[Task requirements]
Give as a numbered list, with blank lines omitted, the lines in the data items below starting with the line that contains "x-axis-title: Difference (q-x)" and continuing through the end of the items.
begin Stored records
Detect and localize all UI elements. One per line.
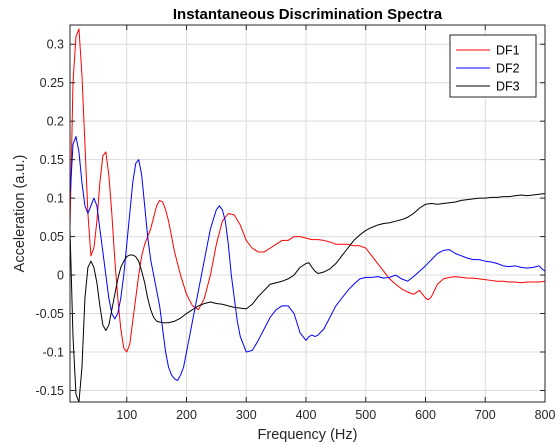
x-tick-label: 800	[535, 408, 556, 422]
series-line-df1	[70, 28, 545, 353]
x-tick-label: 500	[355, 408, 376, 422]
y-tick-label: -0.15	[36, 384, 65, 398]
x-tick-label: 700	[475, 408, 496, 422]
y-tick-label: 0.05	[40, 230, 64, 244]
axes-box	[69, 24, 546, 403]
y-tick-label: 0.3	[47, 38, 64, 52]
ticks: 100 200 300 400 500 600 700 800 -0.15 -0.1 -0.05 0 0…	[36, 25, 556, 422]
x-axis-title: Frequency (Hz)	[258, 427, 358, 443]
x-tick-label: 100	[116, 408, 137, 422]
y-axis-title: Acceleration (a.u.)	[12, 155, 28, 273]
legend-label-df1: DF1	[496, 44, 520, 58]
y-tick-label: 0.2	[47, 115, 64, 129]
legend-box	[449, 34, 537, 98]
legend-label-df3: DF3	[496, 80, 520, 94]
y-tick-label: 0.25	[40, 76, 64, 90]
series-line-df3	[70, 193, 545, 402]
x-tick-label: 300	[236, 408, 257, 422]
x-tick-label: 200	[176, 408, 197, 422]
y-tick-label: 0.15	[40, 153, 64, 167]
x-tick-label: 400	[296, 408, 317, 422]
y-tick-label: -0.05	[36, 307, 65, 321]
y-tick-label: 0.1	[47, 192, 64, 206]
legend: DF1 DF2 DF3	[449, 34, 537, 98]
series-group	[70, 28, 545, 402]
y-tick-label: 0	[57, 269, 64, 283]
legend-label-df2: DF2	[496, 62, 520, 76]
x-tick-label: 600	[415, 408, 436, 422]
y-tick-label: -0.1	[42, 345, 64, 359]
chart-title: Instantaneous Discrimination Spectra	[173, 6, 443, 23]
series-line-df2	[70, 136, 545, 381]
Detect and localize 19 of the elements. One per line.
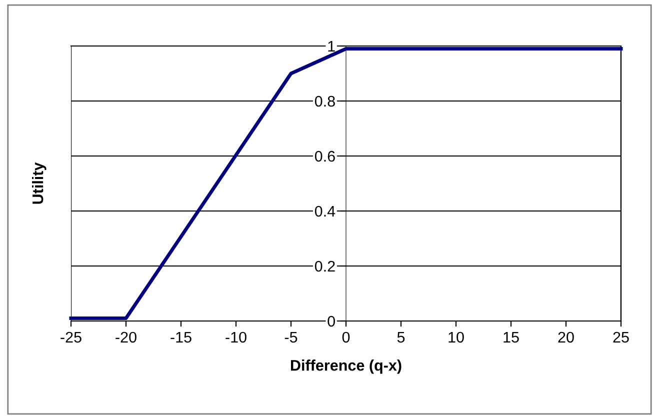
x-axis-title: Difference (q-x) [291, 360, 402, 374]
x-tick-label: 5 [397, 332, 405, 343]
y-tick-label: 0.4 [314, 206, 336, 217]
x-tick-label: -15 [170, 332, 192, 343]
x-tick-label: -20 [116, 332, 136, 343]
y-tick-label: 1 [328, 41, 335, 52]
x-tick-label: 0 [342, 332, 350, 343]
x-tick-label: -25 [60, 332, 82, 343]
x-tick-label: 25 [613, 332, 629, 343]
y-tick-label: 0.6 [314, 150, 335, 162]
x-tick-label: 10 [448, 332, 464, 343]
x-tick-label: -5 [284, 332, 298, 343]
x-tick-label: 20 [558, 332, 574, 343]
x-tick-label: -10 [226, 332, 246, 343]
y-tick-label: 0.8 [314, 96, 335, 107]
y-axis-title: Utility [32, 162, 46, 204]
y-tick-label: 0 [328, 316, 335, 327]
x-tick-label: 15 [504, 332, 519, 343]
y-tick-label: 0.2 [314, 260, 335, 272]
end Stored records
[The output]
1. x-axis-title: Difference (q-x) [291, 360, 402, 374]
2. x-tick-label: 5 [397, 332, 405, 343]
3. y-tick-label: 0.4 [314, 206, 336, 217]
4. x-tick-label: -15 [170, 332, 192, 343]
5. x-tick-label: -20 [116, 332, 136, 343]
6. y-tick-label: 1 [328, 41, 335, 52]
7. x-tick-label: 0 [342, 332, 350, 343]
8. x-tick-label: -25 [60, 332, 82, 343]
9. x-tick-label: 25 [613, 332, 629, 343]
10. y-tick-label: 0.6 [314, 150, 335, 162]
11. x-tick-label: 10 [448, 332, 464, 343]
12. x-tick-label: -5 [284, 332, 298, 343]
13. x-tick-label: 20 [558, 332, 574, 343]
14. x-tick-label: -10 [226, 332, 246, 343]
15. y-tick-label: 0.8 [314, 96, 335, 107]
16. y-axis-title: Utility [32, 162, 46, 204]
17. y-tick-label: 0 [328, 316, 335, 327]
18. x-tick-label: 15 [504, 332, 519, 343]
19. y-tick-label: 0.2 [314, 260, 335, 272]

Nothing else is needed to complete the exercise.